*Dataset content*
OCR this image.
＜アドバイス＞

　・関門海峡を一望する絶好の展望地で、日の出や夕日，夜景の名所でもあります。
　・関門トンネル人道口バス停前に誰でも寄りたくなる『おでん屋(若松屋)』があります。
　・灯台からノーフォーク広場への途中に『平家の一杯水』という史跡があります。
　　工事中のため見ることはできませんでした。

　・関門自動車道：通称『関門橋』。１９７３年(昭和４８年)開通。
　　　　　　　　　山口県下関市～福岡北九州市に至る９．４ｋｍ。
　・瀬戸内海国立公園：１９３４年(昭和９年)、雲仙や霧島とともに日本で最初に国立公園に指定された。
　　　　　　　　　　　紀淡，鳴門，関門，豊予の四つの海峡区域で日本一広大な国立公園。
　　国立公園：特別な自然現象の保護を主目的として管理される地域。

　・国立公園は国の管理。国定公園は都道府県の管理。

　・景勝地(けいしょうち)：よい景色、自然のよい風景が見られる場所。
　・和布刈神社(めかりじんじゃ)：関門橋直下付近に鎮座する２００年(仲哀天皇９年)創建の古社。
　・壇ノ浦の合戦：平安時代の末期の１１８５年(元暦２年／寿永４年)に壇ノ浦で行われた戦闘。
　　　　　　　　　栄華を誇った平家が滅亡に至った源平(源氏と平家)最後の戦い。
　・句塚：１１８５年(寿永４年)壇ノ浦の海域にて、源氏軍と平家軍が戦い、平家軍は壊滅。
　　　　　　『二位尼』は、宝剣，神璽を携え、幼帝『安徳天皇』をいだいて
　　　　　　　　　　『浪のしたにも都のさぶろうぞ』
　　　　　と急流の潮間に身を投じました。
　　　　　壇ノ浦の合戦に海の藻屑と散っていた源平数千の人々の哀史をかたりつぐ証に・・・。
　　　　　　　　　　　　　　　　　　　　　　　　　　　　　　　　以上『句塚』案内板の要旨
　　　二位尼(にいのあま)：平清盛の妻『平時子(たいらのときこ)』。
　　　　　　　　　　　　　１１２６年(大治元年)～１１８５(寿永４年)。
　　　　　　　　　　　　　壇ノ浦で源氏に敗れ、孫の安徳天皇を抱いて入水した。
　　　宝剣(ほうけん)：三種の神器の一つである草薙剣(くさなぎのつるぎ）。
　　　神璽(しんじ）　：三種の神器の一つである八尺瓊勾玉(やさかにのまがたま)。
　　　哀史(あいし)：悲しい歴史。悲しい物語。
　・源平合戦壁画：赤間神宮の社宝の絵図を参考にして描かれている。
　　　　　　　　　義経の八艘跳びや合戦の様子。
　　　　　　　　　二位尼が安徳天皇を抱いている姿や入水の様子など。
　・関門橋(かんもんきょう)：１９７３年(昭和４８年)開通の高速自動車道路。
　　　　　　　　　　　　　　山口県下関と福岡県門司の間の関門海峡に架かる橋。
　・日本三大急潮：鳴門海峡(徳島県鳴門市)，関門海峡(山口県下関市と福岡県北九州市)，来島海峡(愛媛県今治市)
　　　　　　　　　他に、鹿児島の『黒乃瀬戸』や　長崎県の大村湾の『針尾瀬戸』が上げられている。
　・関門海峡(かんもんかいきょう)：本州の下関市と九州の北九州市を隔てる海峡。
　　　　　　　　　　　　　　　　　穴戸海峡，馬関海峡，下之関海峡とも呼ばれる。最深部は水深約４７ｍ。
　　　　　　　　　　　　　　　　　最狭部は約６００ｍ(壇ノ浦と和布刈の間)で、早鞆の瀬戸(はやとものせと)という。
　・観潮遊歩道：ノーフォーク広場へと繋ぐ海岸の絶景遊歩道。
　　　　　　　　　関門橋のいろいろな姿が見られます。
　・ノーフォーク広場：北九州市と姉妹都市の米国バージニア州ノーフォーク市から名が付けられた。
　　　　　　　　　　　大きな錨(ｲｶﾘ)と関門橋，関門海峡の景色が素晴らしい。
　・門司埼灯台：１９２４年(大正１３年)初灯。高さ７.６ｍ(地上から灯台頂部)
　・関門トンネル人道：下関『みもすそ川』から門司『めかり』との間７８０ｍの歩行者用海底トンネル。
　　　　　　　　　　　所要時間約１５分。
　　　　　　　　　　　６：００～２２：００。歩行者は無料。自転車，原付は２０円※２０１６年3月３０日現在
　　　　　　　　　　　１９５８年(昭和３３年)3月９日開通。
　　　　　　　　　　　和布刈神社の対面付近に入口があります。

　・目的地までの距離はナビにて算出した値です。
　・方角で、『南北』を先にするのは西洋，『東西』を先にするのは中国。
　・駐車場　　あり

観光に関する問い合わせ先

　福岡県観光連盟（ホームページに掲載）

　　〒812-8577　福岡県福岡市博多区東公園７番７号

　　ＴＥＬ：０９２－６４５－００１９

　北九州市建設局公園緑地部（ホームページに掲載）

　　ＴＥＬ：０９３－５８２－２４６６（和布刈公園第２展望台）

*What the task requires*
Repeat the lines above exactly.

*Output of the task*
OCR this image.
＜アドバイス＞

　・関門海峡を一望する絶好の展望地で、日の出や夕日，夜景の名所でもあります。
　・関門トンネル人道口バス停前に誰でも寄りたくなる『おでん屋(若松屋)』があります。
　・灯台からノーフォーク広場への途中に『平家の一杯水』という史跡があります。
　　工事中のため見ることはできませんでした。

　・関門自動車道：通称『関門橋』。１９７３年(昭和４８年)開通。
　　　　　　　　　山口県下関市～福岡北九州市に至る９．４ｋｍ。
　・瀬戸内海国立公園：１９３４年(昭和９年)、雲仙や霧島とともに日本で最初に国立公園に指定された。
　　　　　　　　　　　紀淡，鳴門，関門，豊予の四つの海峡区域で日本一広大な国立公園。
　　国立公園：特別な自然現象の保護を主目的として管理される地域。

　・国立公園は国の管理。国定公園は都道府県の管理。

　・景勝地(けいしょうち)：よい景色、自然のよい風景が見られる場所。
　・和布刈神社(めかりじんじゃ)：関門橋直下付近に鎮座する２００年(仲哀天皇９年)創建の古社。
　・壇ノ浦の合戦：平安時代の末期の１１８５年(元暦２年／寿永４年)に壇ノ浦で行われた戦闘。
　　　　　　　　　栄華を誇った平家が滅亡に至った源平(源氏と平家)最後の戦い。
　・句塚：１１８５年(寿永４年)壇ノ浦の海域にて、源氏軍と平家軍が戦い、平家軍は壊滅。
　　　　　　『二位尼』は、宝剣，神璽を携え、幼帝『安徳天皇』をいだいて
　　　　　　　　　　『浪のしたにも都のさぶろうぞ』
　　　　　と急流の潮間に身を投じました。
　　　　　壇ノ浦の合戦に海の藻屑と散っていた源平数千の人々の哀史をかたりつぐ証に・・・。
　　　　　　　　　　　　　　　　　　　　　　　　　　　　　　　　以上『句塚』案内板の要旨
　　　二位尼(にいのあま)：平清盛の妻『平時子(たいらのときこ)』。
　　　　　　　　　　　　　１１２６年(大治元年)～１１８５(寿永４年)。
　　　　　　　　　　　　　壇ノ浦で源氏に敗れ、孫の安徳天皇を抱いて入水した。
　　　宝剣(ほうけん)：三種の神器の一つである草薙剣(くさなぎのつるぎ）。
　　　神璽(しんじ）　：三種の神器の一つである八尺瓊勾玉(やさかにのまがたま)。
　　　哀史(あいし)：悲しい歴史。悲しい物語。
　・源平合戦壁画：赤間神宮の社宝の絵図を参考にして描かれている。
　　　　　　　　　義経の八艘跳びや合戦の様子。
　　　　　　　　　二位尼が安徳天皇を抱いている姿や入水の様子など。
　・関門橋(かんもんきょう)：１９７３年(昭和４８年)開通の高速自動車道路。
　　　　　　　　　　　　　　山口県下関と福岡県門司の間の関門海峡に架かる橋。
　・日本三大急潮：鳴門海峡(徳島県鳴門市)，関門海峡(山口県下関市と福岡県北九州市)，来島海峡(愛媛県今治市)
　　　　　　　　　他に、鹿児島の『黒乃瀬戸』や　長崎県の大村湾の『針尾瀬戸』が上げられている。
　・関門海峡(かんもんかいきょう)：本州の下関市と九州の北九州市を隔てる海峡。
　　　　　　　　　　　　　　　　　穴戸海峡，馬関海峡，下之関海峡とも呼ばれる。最深部は水深約４７ｍ。
　　　　　　　　　　　　　　　　　最狭部は約６００ｍ(壇ノ浦と和布刈の間)で、早鞆の瀬戸(はやとものせと)という。
　・観潮遊歩道：ノーフォーク広場へと繋ぐ海岸の絶景遊歩道。
　　　　　　　　　関門橋のいろいろな姿が見られます。
　・ノーフォーク広場：北九州市と姉妹都市の米国バージニア州ノーフォーク市から名が付けられた。
　　　　　　　　　　　大きな錨(ｲｶﾘ)と関門橋，関門海峡の景色が素晴らしい。
　・門司埼灯台：１９２４年(大正１３年)初灯。高さ７.６ｍ(地上から灯台頂部)
　・関門トンネル人道：下関『みもすそ川』から門司『めかり』との間７８０ｍの歩行者用海底トンネル。
　　　　　　　　　　　所要時間約１５分。
　　　　　　　　　　　６：００～２２：００。歩行者は無料。自転車，原付は２０円※２０１６年3月３０日現在
　　　　　　　　　　　１９５８年(昭和３３年)3月９日開通。
　　　　　　　　　　　和布刈神社の対面付近に入口があります。

　・目的地までの距離はナビにて算出した値です。
　・方角で、『南北』を先にするのは西洋，『東西』を先にするのは中国。
　・駐車場　　あり

観光に関する問い合わせ先

　福岡県観光連盟（ホームページに掲載）

　　〒812-8577　福岡県福岡市博多区東公園７番７号

　　ＴＥＬ：０９２－６４５－００１９

　北九州市建設局公園緑地部（ホームページに掲載）

　　ＴＥＬ：０９３－５８２－２４６６（和布刈公園第２展望台）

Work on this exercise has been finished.